* [WHAT TO PRODUCE] From the records, pick out and copy each line containing "PALETTE".

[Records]

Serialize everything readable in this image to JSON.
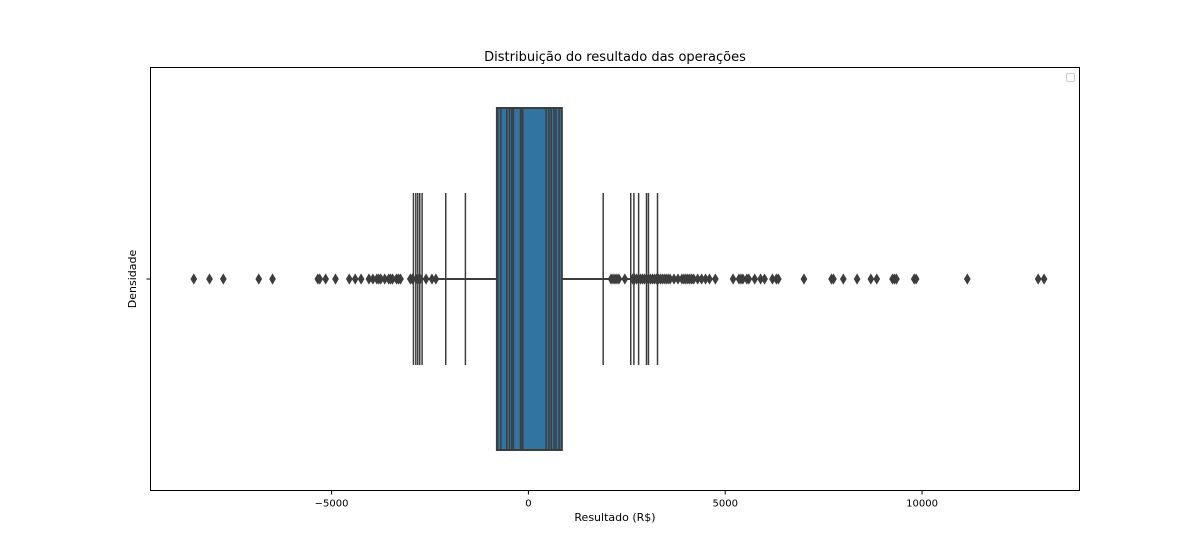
{
  "chart_data": {
    "type": "box",
    "orientation": "horizontal",
    "title": "Distribuição do resultado das operações",
    "xlabel": "Resultado (R$)",
    "ylabel": "Densidade",
    "xlim": [
      -9600,
      14000
    ],
    "xticks": [
      -5000,
      0,
      5000,
      10000
    ],
    "xtick_labels": [
      "−5000",
      "0",
      "5000",
      "10000"
    ],
    "y_categories": [
      ""
    ],
    "legend": {
      "placement": "top-right",
      "entries": []
    },
    "grid": false,
    "box_color": "#3274a1",
    "line_color": "#3d3d3d",
    "boxplot": {
      "q1": -800,
      "median": -150,
      "q3": 850,
      "whisker_low": -2700,
      "whisker_high": 2600,
      "box_stripes": [
        -780,
        -700,
        -550,
        -480,
        -420,
        -380,
        -200,
        450,
        520,
        580,
        650,
        700,
        780
      ],
      "cap_lines": [
        -2920,
        -2860,
        -2810,
        -2760,
        -2700,
        -2100,
        -1600,
        1900,
        2600,
        2680,
        2800,
        3000,
        3050,
        3280
      ],
      "outliers": [
        -8500,
        -8100,
        -7750,
        -6850,
        -6500,
        -5350,
        -5300,
        -5150,
        -4900,
        -4550,
        -4400,
        -4250,
        -4050,
        -3950,
        -3850,
        -3800,
        -3750,
        -3650,
        -3550,
        -3500,
        -3450,
        -3350,
        -3300,
        -3250,
        -3000,
        -2950,
        -2850,
        -2800,
        -2750,
        -2600,
        -2450,
        -2350,
        2100,
        2150,
        2200,
        2250,
        2300,
        2450,
        2650,
        2700,
        2750,
        2800,
        2850,
        2900,
        2950,
        3000,
        3050,
        3100,
        3150,
        3200,
        3250,
        3300,
        3350,
        3400,
        3450,
        3500,
        3550,
        3600,
        3700,
        3800,
        3900,
        3950,
        4000,
        4050,
        4100,
        4150,
        4200,
        4300,
        4400,
        4500,
        4600,
        4750,
        5200,
        5350,
        5400,
        5450,
        5550,
        5600,
        5750,
        5900,
        6000,
        6200,
        6300,
        6350,
        7000,
        7700,
        7750,
        8000,
        8350,
        8700,
        8850,
        9250,
        9300,
        9350,
        9800,
        9850,
        11150,
        12950,
        13100
      ]
    }
  }
}
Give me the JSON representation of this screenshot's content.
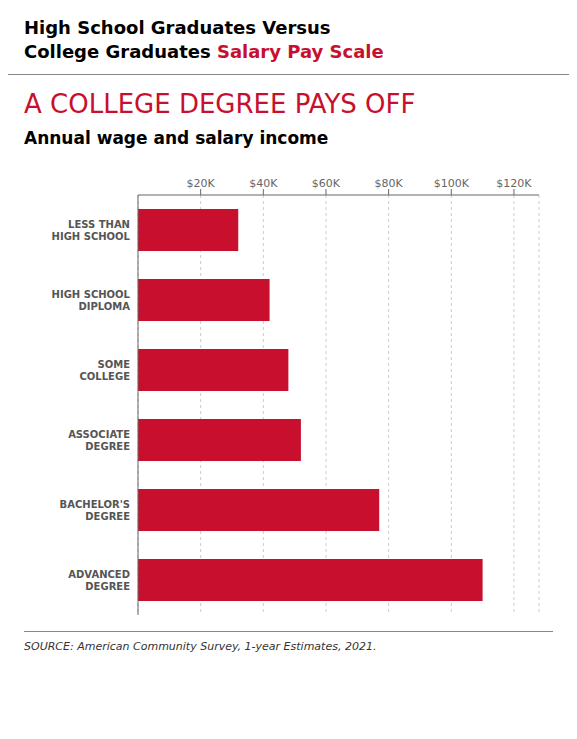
{
  "chart_data": {
    "type": "bar",
    "orientation": "horizontal",
    "title": [
      "High School Graduates Versus",
      "College Graduates",
      "Salary Pay Scale"
    ],
    "subtitle": [
      "A COLLEGE DEGREE PAYS OFF",
      "Annual wage and salary income"
    ],
    "annotations": [
      "SOURCE: American Community Survey, 1-year Estimates, 2021."
    ],
    "categories": [
      "LESS THAN\nHIGH SCHOOL",
      "HIGH SCHOOL\nDIPLOMA",
      "SOME\nCOLLEGE",
      "ASSOCIATE\nDEGREE",
      "BACHELOR'S\nDEGREE",
      "ADVANCED\nDEGREE"
    ],
    "values": [
      32000,
      42000,
      48000,
      52000,
      77000,
      110000
    ],
    "color": "#C8102E",
    "xlim": [
      0,
      128000
    ],
    "xticks": [
      {
        "value": 20000,
        "label": "$20K"
      },
      {
        "value": 40000,
        "label": "$40K"
      },
      {
        "value": 60000,
        "label": "$60K"
      },
      {
        "value": 80000,
        "label": "$80K"
      },
      {
        "value": 100000,
        "label": "$100K"
      },
      {
        "value": 120000,
        "label": "$120K"
      }
    ],
    "grid": true
  }
}
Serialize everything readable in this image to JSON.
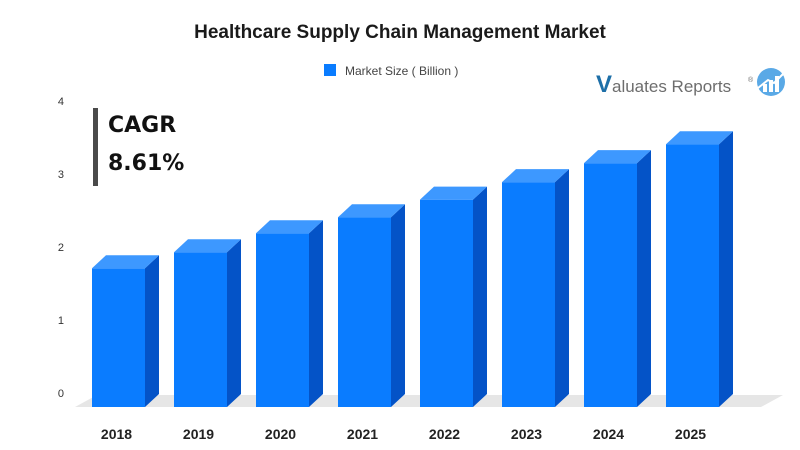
{
  "chart_data": {
    "type": "bar",
    "title": "Healthcare Supply Chain Management Market",
    "categories": [
      "2018",
      "2019",
      "2020",
      "2021",
      "2022",
      "2023",
      "2024",
      "2025"
    ],
    "series": [
      {
        "name": "Market Size ( Billion )",
        "values": [
          1.9,
          2.12,
          2.38,
          2.6,
          2.84,
          3.08,
          3.34,
          3.6
        ]
      }
    ],
    "yticks": [
      "0",
      "1",
      "2",
      "3",
      "4"
    ],
    "ylim": [
      0,
      4
    ],
    "xlabel": "",
    "ylabel": "",
    "legend_position": "top-center",
    "grid": false,
    "bar_style": "3d",
    "colors": {
      "bar_front": "#0a7cff",
      "bar_top": "#3d98ff",
      "bar_side": "#0453c7",
      "floor": "#e6e6e6"
    }
  },
  "annotation": {
    "label": "CAGR",
    "value": "8.61%"
  },
  "logo": {
    "first_letter": "V",
    "text": "aluates Reports",
    "reg_mark": "®"
  }
}
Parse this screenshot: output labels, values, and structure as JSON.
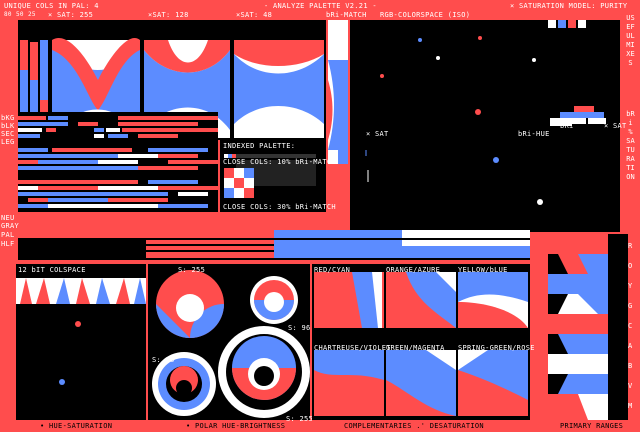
{
  "header": {
    "unique_cols": "UNIQUE COLS IN PAL: 4",
    "title": "- ANALYZE PALETTE V2.21 -",
    "saturation_model": "× SATURATION MODEL: PURITY",
    "sat_full": "× SAT: 255",
    "sat_mid": "×SAT: 128",
    "sat_low": "×SAT: 48",
    "bri_match_top": "bRi-MATCH",
    "rgb_title": "RGB-COLORSPACE (ISO)",
    "small_ticks": [
      "80",
      "50",
      "25"
    ]
  },
  "right_rail": {
    "useful_mixes": "USEFUL MIXES",
    "bri_sat": "bRi % SATURATION",
    "letters": [
      "R",
      "O",
      "Y",
      "G",
      "C",
      "A",
      "B",
      "V",
      "M"
    ]
  },
  "left_labels": {
    "bkg": "bKG",
    "blk": "bLK",
    "sec": "SEC",
    "leg": "LEG",
    "rows2": [
      "NEU",
      "GRAY",
      "PAL",
      "HLF"
    ]
  },
  "indexed": {
    "title": "INDEXED PALETTE:",
    "close_10": "CLOSE COLS: 10% bRi-MATCH",
    "close_30": "CLOSE COLS: 30% bRi-MATCH"
  },
  "rgb_space": {
    "x_sat": "× SAT",
    "bri_hue": "bRi-HUE",
    "bri": "bRi",
    "x_sat2": "× SAT"
  },
  "lower": {
    "colspace_12bit": "12 bIT COLSPACE",
    "s255": "S: 255",
    "s96": "S: 96",
    "s96b": "S: 96",
    "s255b": "S: 255",
    "complements": [
      "RED/CYAN",
      "ORANGE/AZURE",
      "YELLOW/bLUE",
      "CHARTREUSE/VIOLET",
      "GREEN/MAGENTA",
      "SPRING-GREEN/ROSE"
    ]
  },
  "footer": {
    "hue_sat": "• HUE-SATURATION",
    "polar": "• POLAR HUE-BRIGHTNESS",
    "complementaries": "COMPLEMENTARIES .' DESATURATION",
    "primary": "PRIMARY RANGES"
  },
  "colors": {
    "red": "#ff4d4d",
    "blue": "#5c8cff",
    "white": "#ffffff",
    "black": "#000000"
  }
}
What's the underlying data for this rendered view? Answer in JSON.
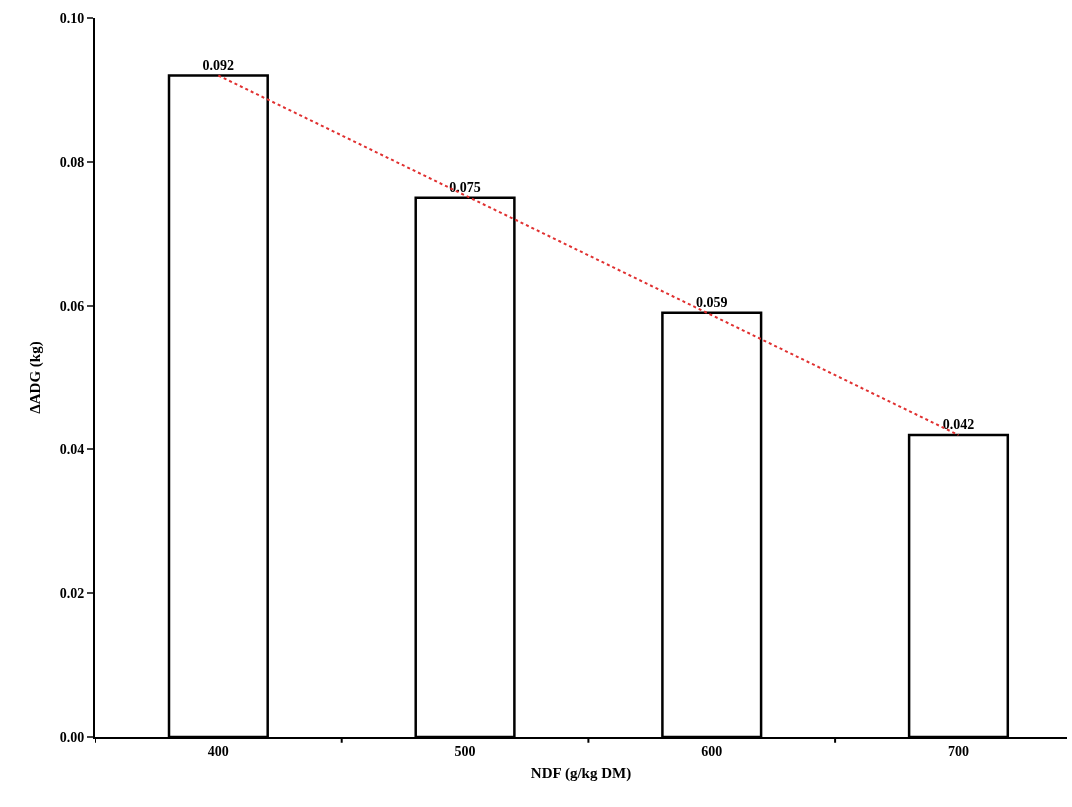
{
  "chart_data": {
    "type": "bar",
    "xlabel": "NDF (g/kg DM)",
    "ylabel": "ΔADG (kg)",
    "categories": [
      "400",
      "500",
      "600",
      "700"
    ],
    "series": [
      {
        "color": "#ffffff",
        "values": [
          0.092,
          0.075,
          0.059,
          0.042
        ],
        "value_labels": [
          "0.092",
          "0.075",
          "0.059",
          "0.042"
        ]
      },
      {
        "type": "line",
        "color": "#e03030",
        "line_style": "dotted",
        "marker": "none",
        "x": [
          "400",
          "700"
        ],
        "values": [
          0.092,
          0.042
        ]
      }
    ],
    "ylim": [
      0,
      0.1
    ],
    "yticks": [
      {
        "value": 0,
        "label": "0.00"
      },
      {
        "value": 0.02,
        "label": "0.02"
      },
      {
        "value": 0.04,
        "label": "0.04"
      },
      {
        "value": 0.06,
        "label": "0.06"
      },
      {
        "value": 0.08,
        "label": "0.08"
      },
      {
        "value": 0.1,
        "label": "0.10"
      }
    ]
  }
}
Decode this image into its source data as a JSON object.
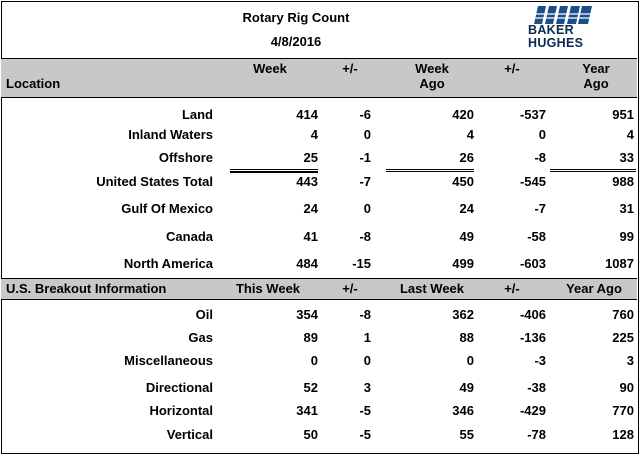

* [SOLUTION FOR THIS PROBLEM]
    "title": "- ANALYZE PALETTE V2.21 -",
    "title": "INDEXED PALETTE:",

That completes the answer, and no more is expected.